• [DATA SHOWN]
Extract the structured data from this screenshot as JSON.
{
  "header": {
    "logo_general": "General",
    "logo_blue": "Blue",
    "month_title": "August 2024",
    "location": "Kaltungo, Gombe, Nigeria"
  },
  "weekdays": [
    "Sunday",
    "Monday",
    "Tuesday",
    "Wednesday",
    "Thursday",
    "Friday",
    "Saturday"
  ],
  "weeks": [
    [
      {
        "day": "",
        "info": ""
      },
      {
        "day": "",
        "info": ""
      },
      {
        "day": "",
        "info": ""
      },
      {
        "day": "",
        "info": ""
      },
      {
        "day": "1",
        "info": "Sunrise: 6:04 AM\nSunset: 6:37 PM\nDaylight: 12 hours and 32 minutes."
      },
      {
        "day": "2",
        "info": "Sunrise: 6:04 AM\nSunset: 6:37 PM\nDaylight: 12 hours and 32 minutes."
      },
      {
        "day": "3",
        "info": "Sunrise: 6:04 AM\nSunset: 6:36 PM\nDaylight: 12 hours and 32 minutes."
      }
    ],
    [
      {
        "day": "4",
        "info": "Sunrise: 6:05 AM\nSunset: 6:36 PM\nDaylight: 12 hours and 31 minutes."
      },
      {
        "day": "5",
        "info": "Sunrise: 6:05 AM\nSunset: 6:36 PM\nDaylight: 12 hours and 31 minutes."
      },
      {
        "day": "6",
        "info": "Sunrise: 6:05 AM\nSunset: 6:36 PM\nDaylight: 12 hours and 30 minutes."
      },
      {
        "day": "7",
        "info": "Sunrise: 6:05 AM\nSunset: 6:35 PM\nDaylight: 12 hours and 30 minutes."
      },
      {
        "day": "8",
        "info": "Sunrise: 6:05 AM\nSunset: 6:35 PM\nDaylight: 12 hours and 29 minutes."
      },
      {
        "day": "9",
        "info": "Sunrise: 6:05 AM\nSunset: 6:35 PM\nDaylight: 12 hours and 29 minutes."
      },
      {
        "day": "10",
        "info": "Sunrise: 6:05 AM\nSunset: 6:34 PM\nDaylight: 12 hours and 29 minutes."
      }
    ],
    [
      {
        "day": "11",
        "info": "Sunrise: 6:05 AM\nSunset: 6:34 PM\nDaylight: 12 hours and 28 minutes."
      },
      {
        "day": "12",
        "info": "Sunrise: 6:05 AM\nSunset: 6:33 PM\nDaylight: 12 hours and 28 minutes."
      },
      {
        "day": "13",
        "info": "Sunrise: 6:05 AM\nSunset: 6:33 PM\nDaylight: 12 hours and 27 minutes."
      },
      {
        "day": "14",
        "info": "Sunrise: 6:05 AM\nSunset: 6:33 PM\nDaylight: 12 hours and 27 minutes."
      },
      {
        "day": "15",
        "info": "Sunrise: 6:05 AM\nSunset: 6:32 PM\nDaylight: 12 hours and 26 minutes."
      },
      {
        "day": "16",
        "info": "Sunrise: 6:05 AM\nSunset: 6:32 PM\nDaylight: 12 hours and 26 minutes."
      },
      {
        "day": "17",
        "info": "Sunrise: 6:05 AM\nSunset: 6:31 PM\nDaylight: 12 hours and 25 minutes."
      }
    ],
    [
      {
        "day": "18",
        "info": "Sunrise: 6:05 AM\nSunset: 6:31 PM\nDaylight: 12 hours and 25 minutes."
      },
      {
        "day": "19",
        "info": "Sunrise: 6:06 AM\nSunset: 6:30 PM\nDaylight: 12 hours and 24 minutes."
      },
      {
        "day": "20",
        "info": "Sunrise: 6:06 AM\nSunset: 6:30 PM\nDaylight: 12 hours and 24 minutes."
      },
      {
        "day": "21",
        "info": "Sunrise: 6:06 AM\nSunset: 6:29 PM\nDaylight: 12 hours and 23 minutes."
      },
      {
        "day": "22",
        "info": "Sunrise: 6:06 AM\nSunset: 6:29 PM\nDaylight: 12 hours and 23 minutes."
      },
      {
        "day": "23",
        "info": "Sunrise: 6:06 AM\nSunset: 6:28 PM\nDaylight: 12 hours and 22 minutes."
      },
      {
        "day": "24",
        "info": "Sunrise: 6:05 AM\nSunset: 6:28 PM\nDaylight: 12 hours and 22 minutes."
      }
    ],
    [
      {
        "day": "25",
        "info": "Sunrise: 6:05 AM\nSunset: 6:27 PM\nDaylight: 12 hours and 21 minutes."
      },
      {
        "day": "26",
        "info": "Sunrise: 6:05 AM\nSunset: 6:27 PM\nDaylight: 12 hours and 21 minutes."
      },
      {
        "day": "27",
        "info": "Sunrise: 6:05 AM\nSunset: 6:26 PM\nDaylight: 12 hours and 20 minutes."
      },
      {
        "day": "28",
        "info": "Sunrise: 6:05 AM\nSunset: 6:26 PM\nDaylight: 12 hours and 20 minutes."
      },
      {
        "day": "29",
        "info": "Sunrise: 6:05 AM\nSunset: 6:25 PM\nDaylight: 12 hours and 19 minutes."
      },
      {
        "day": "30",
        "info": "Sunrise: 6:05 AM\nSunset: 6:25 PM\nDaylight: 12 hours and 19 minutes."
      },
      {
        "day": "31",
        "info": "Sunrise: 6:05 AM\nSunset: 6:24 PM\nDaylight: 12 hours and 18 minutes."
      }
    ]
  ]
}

• [TASK OBJECTIVE] Every line of the data above should be copied exactly.

• [WRITTEN REPLY]
Extract the structured data from this screenshot as JSON.
{
  "header": {
    "logo_general": "General",
    "logo_blue": "Blue",
    "month_title": "August 2024",
    "location": "Kaltungo, Gombe, Nigeria"
  },
  "weekdays": [
    "Sunday",
    "Monday",
    "Tuesday",
    "Wednesday",
    "Thursday",
    "Friday",
    "Saturday"
  ],
  "weeks": [
    [
      {
        "day": "",
        "info": ""
      },
      {
        "day": "",
        "info": ""
      },
      {
        "day": "",
        "info": ""
      },
      {
        "day": "",
        "info": ""
      },
      {
        "day": "1",
        "info": "Sunrise: 6:04 AM\nSunset: 6:37 PM\nDaylight: 12 hours and 32 minutes."
      },
      {
        "day": "2",
        "info": "Sunrise: 6:04 AM\nSunset: 6:37 PM\nDaylight: 12 hours and 32 minutes."
      },
      {
        "day": "3",
        "info": "Sunrise: 6:04 AM\nSunset: 6:36 PM\nDaylight: 12 hours and 32 minutes."
      }
    ],
    [
      {
        "day": "4",
        "info": "Sunrise: 6:05 AM\nSunset: 6:36 PM\nDaylight: 12 hours and 31 minutes."
      },
      {
        "day": "5",
        "info": "Sunrise: 6:05 AM\nSunset: 6:36 PM\nDaylight: 12 hours and 31 minutes."
      },
      {
        "day": "6",
        "info": "Sunrise: 6:05 AM\nSunset: 6:36 PM\nDaylight: 12 hours and 30 minutes."
      },
      {
        "day": "7",
        "info": "Sunrise: 6:05 AM\nSunset: 6:35 PM\nDaylight: 12 hours and 30 minutes."
      },
      {
        "day": "8",
        "info": "Sunrise: 6:05 AM\nSunset: 6:35 PM\nDaylight: 12 hours and 29 minutes."
      },
      {
        "day": "9",
        "info": "Sunrise: 6:05 AM\nSunset: 6:35 PM\nDaylight: 12 hours and 29 minutes."
      },
      {
        "day": "10",
        "info": "Sunrise: 6:05 AM\nSunset: 6:34 PM\nDaylight: 12 hours and 29 minutes."
      }
    ],
    [
      {
        "day": "11",
        "info": "Sunrise: 6:05 AM\nSunset: 6:34 PM\nDaylight: 12 hours and 28 minutes."
      },
      {
        "day": "12",
        "info": "Sunrise: 6:05 AM\nSunset: 6:33 PM\nDaylight: 12 hours and 28 minutes."
      },
      {
        "day": "13",
        "info": "Sunrise: 6:05 AM\nSunset: 6:33 PM\nDaylight: 12 hours and 27 minutes."
      },
      {
        "day": "14",
        "info": "Sunrise: 6:05 AM\nSunset: 6:33 PM\nDaylight: 12 hours and 27 minutes."
      },
      {
        "day": "15",
        "info": "Sunrise: 6:05 AM\nSunset: 6:32 PM\nDaylight: 12 hours and 26 minutes."
      },
      {
        "day": "16",
        "info": "Sunrise: 6:05 AM\nSunset: 6:32 PM\nDaylight: 12 hours and 26 minutes."
      },
      {
        "day": "17",
        "info": "Sunrise: 6:05 AM\nSunset: 6:31 PM\nDaylight: 12 hours and 25 minutes."
      }
    ],
    [
      {
        "day": "18",
        "info": "Sunrise: 6:05 AM\nSunset: 6:31 PM\nDaylight: 12 hours and 25 minutes."
      },
      {
        "day": "19",
        "info": "Sunrise: 6:06 AM\nSunset: 6:30 PM\nDaylight: 12 hours and 24 minutes."
      },
      {
        "day": "20",
        "info": "Sunrise: 6:06 AM\nSunset: 6:30 PM\nDaylight: 12 hours and 24 minutes."
      },
      {
        "day": "21",
        "info": "Sunrise: 6:06 AM\nSunset: 6:29 PM\nDaylight: 12 hours and 23 minutes."
      },
      {
        "day": "22",
        "info": "Sunrise: 6:06 AM\nSunset: 6:29 PM\nDaylight: 12 hours and 23 minutes."
      },
      {
        "day": "23",
        "info": "Sunrise: 6:06 AM\nSunset: 6:28 PM\nDaylight: 12 hours and 22 minutes."
      },
      {
        "day": "24",
        "info": "Sunrise: 6:05 AM\nSunset: 6:28 PM\nDaylight: 12 hours and 22 minutes."
      }
    ],
    [
      {
        "day": "25",
        "info": "Sunrise: 6:05 AM\nSunset: 6:27 PM\nDaylight: 12 hours and 21 minutes."
      },
      {
        "day": "26",
        "info": "Sunrise: 6:05 AM\nSunset: 6:27 PM\nDaylight: 12 hours and 21 minutes."
      },
      {
        "day": "27",
        "info": "Sunrise: 6:05 AM\nSunset: 6:26 PM\nDaylight: 12 hours and 20 minutes."
      },
      {
        "day": "28",
        "info": "Sunrise: 6:05 AM\nSunset: 6:26 PM\nDaylight: 12 hours and 20 minutes."
      },
      {
        "day": "29",
        "info": "Sunrise: 6:05 AM\nSunset: 6:25 PM\nDaylight: 12 hours and 19 minutes."
      },
      {
        "day": "30",
        "info": "Sunrise: 6:05 AM\nSunset: 6:25 PM\nDaylight: 12 hours and 19 minutes."
      },
      {
        "day": "31",
        "info": "Sunrise: 6:05 AM\nSunset: 6:24 PM\nDaylight: 12 hours and 18 minutes."
      }
    ]
  ]
}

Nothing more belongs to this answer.